(Saved data entries)
--- Begin ---
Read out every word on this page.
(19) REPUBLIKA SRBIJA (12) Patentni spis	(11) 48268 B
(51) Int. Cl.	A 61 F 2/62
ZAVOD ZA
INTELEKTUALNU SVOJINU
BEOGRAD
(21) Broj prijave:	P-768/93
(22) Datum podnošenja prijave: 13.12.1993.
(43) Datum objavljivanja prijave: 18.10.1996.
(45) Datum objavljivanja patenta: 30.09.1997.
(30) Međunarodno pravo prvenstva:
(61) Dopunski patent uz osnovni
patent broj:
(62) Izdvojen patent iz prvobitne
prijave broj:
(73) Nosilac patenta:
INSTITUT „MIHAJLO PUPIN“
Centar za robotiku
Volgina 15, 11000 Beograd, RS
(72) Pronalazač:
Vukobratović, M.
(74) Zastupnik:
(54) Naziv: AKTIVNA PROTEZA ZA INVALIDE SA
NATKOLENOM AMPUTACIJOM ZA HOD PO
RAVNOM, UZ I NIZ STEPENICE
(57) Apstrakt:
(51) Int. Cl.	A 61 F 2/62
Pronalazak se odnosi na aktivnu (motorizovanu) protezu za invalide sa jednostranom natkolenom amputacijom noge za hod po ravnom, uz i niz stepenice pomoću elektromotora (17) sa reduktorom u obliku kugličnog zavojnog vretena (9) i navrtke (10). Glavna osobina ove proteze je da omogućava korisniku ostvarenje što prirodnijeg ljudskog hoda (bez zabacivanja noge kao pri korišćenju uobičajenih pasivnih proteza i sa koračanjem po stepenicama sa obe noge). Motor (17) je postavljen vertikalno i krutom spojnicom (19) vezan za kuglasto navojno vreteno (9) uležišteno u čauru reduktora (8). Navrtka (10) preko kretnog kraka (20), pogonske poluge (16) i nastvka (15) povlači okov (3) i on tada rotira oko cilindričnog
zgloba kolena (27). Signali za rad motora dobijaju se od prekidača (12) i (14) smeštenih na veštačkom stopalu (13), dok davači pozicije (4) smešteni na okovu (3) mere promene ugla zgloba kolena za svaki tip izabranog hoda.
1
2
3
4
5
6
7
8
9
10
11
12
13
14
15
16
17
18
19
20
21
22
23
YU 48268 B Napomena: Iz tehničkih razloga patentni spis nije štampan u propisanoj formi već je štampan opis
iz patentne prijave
--- End ---
● SHORT EXERCISE:
Write out all the entries exactly.

● WRITTEN ANSWER:
Read out every word on this page.
(19) REPUBLIKA SRBIJA (12) Patentni spis	(11) 48268 B
(51) Int. Cl.	A 61 F 2/62
ZAVOD ZA
INTELEKTUALNU SVOJINU
BEOGRAD
(21) Broj prijave:	P-768/93
(22) Datum podnošenja prijave: 13.12.1993.
(43) Datum objavljivanja prijave: 18.10.1996.
(45) Datum objavljivanja patenta: 30.09.1997.
(30) Međunarodno pravo prvenstva:
(61) Dopunski patent uz osnovni
patent broj:
(62) Izdvojen patent iz prvobitne
prijave broj:
(73) Nosilac patenta:
INSTITUT „MIHAJLO PUPIN“
Centar za robotiku
Volgina 15, 11000 Beograd, RS
(72) Pronalazač:
Vukobratović, M.
(74) Zastupnik:
(54) Naziv: AKTIVNA PROTEZA ZA INVALIDE SA
NATKOLENOM AMPUTACIJOM ZA HOD PO
RAVNOM, UZ I NIZ STEPENICE
(57) Apstrakt:
(51) Int. Cl.	A 61 F 2/62
Pronalazak se odnosi na aktivnu (motorizovanu) protezu za invalide sa jednostranom natkolenom amputacijom noge za hod po ravnom, uz i niz stepenice pomoću elektromotora (17) sa reduktorom u obliku kugličnog zavojnog vretena (9) i navrtke (10). Glavna osobina ove proteze je da omogućava korisniku ostvarenje što prirodnijeg ljudskog hoda (bez zabacivanja noge kao pri korišćenju uobičajenih pasivnih proteza i sa koračanjem po stepenicama sa obe noge). Motor (17) je postavljen vertikalno i krutom spojnicom (19) vezan za kuglasto navojno vreteno (9) uležišteno u čauru reduktora (8). Navrtka (10) preko kretnog kraka (20), pogonske poluge (16) i nastvka (15) povlači okov (3) i on tada rotira oko cilindričnog
zgloba kolena (27). Signali za rad motora dobijaju se od prekidača (12) i (14) smeštenih na veštačkom stopalu (13), dok davači pozicije (4) smešteni na okovu (3) mere promene ugla zgloba kolena za svaki tip izabranog hoda.
1
2
3
4
5
6
7
8
9
10
11
12
13
14
15
16
17
18
19
20
21
22
23
YU 48268 B Napomena: Iz tehničkih razloga patentni spis nije štampan u propisanoj formi već je štampan opis
iz patentne prijave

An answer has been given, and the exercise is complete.